## WORK TO BE COMPLETED
From the entries that follow, gather each line holding the word "title".

## EXERCISE DATA
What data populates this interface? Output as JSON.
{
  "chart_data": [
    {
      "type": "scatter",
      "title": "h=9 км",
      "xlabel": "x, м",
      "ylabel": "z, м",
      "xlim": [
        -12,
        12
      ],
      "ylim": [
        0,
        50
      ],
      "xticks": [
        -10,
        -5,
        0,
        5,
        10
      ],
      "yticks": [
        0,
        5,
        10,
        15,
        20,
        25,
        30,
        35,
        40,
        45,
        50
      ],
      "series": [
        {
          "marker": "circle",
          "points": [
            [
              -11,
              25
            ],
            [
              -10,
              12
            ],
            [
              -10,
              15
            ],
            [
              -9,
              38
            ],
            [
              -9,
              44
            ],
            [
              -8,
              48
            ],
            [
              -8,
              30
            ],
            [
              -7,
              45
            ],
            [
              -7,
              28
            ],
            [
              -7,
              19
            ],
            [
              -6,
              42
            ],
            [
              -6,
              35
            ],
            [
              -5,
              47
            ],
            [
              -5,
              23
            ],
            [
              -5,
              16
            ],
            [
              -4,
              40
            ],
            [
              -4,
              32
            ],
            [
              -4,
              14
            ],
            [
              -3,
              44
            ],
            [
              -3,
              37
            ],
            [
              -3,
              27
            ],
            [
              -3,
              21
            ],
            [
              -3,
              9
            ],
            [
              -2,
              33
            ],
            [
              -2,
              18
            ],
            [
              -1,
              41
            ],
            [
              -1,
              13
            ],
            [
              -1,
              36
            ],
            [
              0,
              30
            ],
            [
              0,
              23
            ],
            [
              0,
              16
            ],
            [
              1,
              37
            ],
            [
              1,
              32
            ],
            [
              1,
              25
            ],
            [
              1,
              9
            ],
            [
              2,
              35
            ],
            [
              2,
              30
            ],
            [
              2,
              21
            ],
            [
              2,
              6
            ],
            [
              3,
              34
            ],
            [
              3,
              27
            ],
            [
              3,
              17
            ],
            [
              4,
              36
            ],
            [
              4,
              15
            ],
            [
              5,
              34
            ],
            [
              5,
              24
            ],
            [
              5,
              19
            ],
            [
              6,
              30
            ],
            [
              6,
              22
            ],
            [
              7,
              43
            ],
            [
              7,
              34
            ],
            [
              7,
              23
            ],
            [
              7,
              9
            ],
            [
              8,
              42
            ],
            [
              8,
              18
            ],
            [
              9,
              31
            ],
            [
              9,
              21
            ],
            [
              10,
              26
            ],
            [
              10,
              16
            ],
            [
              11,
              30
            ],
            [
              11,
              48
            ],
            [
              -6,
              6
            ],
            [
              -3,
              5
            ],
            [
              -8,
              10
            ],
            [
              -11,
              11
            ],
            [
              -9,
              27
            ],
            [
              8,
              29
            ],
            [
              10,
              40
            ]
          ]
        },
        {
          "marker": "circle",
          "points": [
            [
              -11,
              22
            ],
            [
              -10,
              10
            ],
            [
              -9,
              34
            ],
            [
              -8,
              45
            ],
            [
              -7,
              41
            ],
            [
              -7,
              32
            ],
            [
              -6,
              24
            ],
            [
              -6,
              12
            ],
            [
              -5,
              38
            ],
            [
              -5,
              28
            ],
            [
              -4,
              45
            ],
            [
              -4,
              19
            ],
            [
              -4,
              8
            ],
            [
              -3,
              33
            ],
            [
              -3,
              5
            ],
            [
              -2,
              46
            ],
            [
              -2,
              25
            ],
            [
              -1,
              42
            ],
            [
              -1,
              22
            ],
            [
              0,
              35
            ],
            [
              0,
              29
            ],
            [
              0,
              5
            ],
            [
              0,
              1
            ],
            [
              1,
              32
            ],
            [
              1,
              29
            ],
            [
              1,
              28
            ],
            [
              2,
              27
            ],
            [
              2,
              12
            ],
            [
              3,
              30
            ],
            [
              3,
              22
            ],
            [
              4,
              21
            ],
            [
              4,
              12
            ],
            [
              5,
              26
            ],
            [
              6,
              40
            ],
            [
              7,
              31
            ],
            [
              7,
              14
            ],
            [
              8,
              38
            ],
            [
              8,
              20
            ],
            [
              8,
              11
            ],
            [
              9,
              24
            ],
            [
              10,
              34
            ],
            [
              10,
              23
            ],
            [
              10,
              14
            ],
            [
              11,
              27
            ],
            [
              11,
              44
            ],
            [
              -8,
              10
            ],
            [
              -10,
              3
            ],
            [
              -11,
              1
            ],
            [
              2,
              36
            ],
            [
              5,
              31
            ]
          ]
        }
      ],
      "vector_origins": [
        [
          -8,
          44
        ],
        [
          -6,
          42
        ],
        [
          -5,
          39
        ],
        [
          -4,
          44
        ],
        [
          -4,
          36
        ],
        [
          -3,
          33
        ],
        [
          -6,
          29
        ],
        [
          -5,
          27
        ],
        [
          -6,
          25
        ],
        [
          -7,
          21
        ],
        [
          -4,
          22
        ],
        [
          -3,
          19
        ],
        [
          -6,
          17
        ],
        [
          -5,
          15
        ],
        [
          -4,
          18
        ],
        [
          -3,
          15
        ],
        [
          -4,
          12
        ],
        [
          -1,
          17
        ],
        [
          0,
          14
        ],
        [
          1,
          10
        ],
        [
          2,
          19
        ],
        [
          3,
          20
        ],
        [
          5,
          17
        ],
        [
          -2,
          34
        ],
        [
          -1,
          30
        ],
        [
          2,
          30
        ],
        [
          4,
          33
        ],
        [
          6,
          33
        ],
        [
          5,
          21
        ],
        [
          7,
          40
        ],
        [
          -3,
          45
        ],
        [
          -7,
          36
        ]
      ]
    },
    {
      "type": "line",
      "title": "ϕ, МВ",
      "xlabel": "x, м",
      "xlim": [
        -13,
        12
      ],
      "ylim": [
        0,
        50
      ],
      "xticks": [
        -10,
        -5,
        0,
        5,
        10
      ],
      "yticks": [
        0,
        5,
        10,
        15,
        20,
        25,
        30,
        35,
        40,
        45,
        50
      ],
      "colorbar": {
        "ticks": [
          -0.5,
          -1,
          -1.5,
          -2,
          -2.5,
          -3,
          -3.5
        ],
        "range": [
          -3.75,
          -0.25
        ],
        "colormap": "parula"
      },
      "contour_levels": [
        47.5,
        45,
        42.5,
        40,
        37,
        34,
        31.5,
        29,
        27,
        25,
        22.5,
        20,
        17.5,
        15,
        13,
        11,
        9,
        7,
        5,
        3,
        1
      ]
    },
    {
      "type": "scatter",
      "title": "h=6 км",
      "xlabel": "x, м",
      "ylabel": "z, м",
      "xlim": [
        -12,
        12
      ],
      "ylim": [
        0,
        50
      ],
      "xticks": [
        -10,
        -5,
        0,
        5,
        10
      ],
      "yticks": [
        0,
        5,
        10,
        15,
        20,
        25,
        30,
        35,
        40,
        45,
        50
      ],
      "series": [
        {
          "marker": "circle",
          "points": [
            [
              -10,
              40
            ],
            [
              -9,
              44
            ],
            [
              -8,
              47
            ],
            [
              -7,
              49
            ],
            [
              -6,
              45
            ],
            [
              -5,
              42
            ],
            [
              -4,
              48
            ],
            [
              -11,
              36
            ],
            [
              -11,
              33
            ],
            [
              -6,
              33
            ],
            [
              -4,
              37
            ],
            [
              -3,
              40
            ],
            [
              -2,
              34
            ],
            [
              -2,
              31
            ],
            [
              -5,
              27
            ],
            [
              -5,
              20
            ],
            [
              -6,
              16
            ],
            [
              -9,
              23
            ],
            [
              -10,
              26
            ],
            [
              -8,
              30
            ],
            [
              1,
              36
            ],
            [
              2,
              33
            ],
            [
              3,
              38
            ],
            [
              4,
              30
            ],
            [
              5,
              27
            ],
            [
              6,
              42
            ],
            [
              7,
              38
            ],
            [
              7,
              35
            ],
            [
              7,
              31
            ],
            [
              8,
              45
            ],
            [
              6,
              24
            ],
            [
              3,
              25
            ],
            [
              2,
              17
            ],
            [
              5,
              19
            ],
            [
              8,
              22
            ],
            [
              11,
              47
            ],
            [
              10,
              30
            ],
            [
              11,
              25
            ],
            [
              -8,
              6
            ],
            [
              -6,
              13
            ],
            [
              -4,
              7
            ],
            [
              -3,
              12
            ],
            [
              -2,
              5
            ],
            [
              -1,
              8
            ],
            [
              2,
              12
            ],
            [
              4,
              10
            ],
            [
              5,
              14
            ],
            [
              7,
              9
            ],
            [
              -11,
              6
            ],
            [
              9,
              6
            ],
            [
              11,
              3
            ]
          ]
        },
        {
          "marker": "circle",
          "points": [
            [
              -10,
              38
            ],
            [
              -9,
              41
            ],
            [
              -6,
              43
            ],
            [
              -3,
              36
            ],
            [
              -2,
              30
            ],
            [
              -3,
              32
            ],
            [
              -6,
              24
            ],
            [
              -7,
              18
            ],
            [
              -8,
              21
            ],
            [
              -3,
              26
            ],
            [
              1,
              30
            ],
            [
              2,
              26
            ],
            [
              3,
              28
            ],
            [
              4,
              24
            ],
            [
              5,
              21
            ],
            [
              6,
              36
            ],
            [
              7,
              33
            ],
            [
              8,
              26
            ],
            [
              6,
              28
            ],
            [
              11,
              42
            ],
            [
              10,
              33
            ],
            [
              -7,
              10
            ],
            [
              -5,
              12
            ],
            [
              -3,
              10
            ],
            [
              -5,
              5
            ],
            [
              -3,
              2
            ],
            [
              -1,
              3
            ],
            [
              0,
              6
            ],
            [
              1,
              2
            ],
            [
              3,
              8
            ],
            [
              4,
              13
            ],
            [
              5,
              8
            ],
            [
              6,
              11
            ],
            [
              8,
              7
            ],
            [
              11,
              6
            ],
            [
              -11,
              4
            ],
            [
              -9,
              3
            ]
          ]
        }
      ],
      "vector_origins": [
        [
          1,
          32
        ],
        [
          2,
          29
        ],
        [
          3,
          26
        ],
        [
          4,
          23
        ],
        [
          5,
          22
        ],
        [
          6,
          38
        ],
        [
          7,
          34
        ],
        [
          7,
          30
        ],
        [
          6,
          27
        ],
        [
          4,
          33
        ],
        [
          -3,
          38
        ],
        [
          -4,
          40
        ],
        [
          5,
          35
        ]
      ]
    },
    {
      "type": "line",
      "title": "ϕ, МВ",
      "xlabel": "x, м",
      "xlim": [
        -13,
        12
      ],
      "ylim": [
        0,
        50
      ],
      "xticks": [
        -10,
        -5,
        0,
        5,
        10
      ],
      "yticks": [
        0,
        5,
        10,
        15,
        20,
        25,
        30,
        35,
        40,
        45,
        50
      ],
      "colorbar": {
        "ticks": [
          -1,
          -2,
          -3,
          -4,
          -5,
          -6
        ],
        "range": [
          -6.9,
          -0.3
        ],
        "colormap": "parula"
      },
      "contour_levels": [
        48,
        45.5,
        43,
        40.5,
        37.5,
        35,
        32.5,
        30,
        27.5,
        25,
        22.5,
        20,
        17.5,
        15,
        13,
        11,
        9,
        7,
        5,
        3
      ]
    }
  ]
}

## OUTPUT BELOW
      "title": "h=9 км",
      "title": "ϕ, МВ",
      "title": "h=6 км",
      "title": "ϕ, МВ",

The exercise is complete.